▶ What the task requires: Scan the records for the word "name". Copy each line that includes it.

▶ Records for processing:
***

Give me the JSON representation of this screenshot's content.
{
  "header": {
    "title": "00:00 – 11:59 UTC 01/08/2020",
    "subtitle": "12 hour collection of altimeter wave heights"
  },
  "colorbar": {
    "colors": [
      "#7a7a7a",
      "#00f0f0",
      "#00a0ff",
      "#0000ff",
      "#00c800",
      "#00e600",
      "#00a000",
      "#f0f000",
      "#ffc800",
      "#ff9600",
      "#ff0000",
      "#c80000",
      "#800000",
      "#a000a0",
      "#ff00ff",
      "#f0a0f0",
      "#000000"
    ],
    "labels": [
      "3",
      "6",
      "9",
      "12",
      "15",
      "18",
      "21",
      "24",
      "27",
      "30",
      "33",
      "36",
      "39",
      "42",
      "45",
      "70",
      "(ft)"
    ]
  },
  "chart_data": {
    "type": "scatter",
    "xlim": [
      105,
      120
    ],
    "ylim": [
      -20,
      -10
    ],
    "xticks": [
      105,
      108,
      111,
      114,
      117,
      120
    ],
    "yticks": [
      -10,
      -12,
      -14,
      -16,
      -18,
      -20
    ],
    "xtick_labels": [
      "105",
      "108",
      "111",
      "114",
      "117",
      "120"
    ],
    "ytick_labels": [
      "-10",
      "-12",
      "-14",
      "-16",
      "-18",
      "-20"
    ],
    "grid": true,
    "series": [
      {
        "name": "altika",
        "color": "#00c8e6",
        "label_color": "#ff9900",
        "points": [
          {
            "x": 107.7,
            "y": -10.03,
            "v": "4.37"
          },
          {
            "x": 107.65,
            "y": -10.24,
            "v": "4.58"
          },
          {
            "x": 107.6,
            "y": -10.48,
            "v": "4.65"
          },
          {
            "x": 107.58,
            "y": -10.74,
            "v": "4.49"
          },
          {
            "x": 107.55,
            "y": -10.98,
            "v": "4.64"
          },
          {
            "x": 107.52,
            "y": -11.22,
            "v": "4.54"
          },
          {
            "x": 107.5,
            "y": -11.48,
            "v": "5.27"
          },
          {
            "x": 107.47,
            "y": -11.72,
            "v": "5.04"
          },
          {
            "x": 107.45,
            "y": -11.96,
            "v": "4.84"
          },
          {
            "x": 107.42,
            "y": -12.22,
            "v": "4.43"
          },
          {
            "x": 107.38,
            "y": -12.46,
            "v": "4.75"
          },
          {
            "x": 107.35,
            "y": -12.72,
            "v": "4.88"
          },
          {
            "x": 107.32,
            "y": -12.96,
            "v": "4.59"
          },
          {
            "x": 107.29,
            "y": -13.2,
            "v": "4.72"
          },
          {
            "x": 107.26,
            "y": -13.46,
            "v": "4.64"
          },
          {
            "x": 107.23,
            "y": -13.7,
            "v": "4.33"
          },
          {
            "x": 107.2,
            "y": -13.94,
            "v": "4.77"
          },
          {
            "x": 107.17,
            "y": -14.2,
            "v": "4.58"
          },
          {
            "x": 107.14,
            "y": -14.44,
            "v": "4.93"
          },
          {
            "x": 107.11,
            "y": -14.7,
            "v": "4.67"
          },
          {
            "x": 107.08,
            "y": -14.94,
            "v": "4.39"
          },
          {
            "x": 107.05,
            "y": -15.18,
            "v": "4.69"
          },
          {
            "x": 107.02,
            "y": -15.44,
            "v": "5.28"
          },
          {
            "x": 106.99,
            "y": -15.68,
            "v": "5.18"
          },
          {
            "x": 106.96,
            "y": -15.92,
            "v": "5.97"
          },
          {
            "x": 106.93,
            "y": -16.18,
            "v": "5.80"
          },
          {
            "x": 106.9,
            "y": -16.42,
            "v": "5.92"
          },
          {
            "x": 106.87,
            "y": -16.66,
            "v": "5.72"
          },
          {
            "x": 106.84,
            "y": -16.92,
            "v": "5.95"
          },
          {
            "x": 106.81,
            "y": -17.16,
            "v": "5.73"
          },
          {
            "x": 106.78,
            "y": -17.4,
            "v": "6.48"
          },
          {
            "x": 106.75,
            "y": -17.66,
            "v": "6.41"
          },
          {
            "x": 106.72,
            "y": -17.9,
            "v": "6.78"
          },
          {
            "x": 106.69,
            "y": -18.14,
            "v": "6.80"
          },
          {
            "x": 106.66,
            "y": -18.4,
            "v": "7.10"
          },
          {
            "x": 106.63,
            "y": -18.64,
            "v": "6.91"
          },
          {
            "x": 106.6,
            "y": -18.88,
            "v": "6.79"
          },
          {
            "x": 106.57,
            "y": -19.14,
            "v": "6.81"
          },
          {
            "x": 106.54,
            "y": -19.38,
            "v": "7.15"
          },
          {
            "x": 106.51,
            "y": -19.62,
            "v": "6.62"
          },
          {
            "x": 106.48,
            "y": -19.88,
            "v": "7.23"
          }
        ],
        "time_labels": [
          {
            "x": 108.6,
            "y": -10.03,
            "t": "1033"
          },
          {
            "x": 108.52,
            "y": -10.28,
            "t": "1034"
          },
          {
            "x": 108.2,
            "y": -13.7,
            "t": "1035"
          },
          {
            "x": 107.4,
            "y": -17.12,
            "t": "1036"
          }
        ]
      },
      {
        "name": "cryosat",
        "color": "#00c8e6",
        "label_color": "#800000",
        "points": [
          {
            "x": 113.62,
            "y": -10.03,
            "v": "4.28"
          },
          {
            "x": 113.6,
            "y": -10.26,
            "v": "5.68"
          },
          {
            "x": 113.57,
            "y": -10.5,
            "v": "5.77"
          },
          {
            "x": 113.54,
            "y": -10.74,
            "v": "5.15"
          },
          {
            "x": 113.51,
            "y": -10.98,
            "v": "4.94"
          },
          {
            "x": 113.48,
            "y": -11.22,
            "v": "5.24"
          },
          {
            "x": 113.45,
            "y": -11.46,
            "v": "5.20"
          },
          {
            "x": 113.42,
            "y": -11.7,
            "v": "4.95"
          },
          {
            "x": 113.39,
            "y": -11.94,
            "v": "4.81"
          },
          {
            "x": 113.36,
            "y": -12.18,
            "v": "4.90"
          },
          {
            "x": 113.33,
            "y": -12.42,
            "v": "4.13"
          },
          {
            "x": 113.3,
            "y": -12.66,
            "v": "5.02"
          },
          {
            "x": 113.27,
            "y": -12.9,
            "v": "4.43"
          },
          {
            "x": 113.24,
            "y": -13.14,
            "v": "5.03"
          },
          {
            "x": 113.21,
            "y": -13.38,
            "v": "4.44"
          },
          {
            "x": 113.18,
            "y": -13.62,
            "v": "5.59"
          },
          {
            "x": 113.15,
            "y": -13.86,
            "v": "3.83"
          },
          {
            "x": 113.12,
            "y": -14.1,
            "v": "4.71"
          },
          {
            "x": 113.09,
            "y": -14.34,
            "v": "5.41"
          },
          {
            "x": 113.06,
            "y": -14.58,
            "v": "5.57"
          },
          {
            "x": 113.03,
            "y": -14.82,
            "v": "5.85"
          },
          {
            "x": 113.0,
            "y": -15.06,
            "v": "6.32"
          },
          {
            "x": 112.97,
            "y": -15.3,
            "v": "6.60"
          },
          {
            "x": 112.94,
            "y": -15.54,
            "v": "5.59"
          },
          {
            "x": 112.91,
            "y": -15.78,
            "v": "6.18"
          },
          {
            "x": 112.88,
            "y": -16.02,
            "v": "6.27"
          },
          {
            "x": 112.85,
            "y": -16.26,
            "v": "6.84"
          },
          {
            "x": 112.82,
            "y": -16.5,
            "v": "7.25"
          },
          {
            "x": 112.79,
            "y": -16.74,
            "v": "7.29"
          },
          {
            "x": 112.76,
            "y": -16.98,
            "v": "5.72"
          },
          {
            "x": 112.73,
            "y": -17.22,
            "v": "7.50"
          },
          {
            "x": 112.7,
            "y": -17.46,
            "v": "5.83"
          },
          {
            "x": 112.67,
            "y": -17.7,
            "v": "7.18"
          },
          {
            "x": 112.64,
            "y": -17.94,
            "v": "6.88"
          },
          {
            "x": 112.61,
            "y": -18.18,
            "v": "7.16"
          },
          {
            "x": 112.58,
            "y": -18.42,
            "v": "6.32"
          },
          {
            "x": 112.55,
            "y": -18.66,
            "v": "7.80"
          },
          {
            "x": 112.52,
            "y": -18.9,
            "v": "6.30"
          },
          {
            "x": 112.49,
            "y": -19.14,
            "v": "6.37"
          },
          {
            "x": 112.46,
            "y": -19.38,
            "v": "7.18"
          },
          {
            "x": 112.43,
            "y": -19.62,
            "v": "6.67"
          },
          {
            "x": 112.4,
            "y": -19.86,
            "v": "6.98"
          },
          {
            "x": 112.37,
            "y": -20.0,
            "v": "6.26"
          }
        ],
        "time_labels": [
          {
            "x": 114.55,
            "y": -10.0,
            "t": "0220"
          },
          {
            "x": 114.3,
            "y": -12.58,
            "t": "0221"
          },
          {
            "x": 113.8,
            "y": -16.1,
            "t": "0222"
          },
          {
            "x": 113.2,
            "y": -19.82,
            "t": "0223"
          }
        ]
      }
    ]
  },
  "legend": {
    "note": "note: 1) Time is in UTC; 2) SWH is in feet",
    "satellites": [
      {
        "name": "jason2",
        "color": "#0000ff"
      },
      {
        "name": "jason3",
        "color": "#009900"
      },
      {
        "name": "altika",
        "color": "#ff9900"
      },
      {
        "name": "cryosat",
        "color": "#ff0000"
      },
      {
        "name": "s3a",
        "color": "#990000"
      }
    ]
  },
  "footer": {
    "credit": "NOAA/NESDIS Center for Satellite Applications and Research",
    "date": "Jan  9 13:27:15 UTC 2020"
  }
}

***

▶ Result for this task:
        "name": "altika",
        "name": "cryosat",
        "name": "jason2",
        "name": "jason3",
        "name": "altika",
        "name": "cryosat",
        "name": "s3a",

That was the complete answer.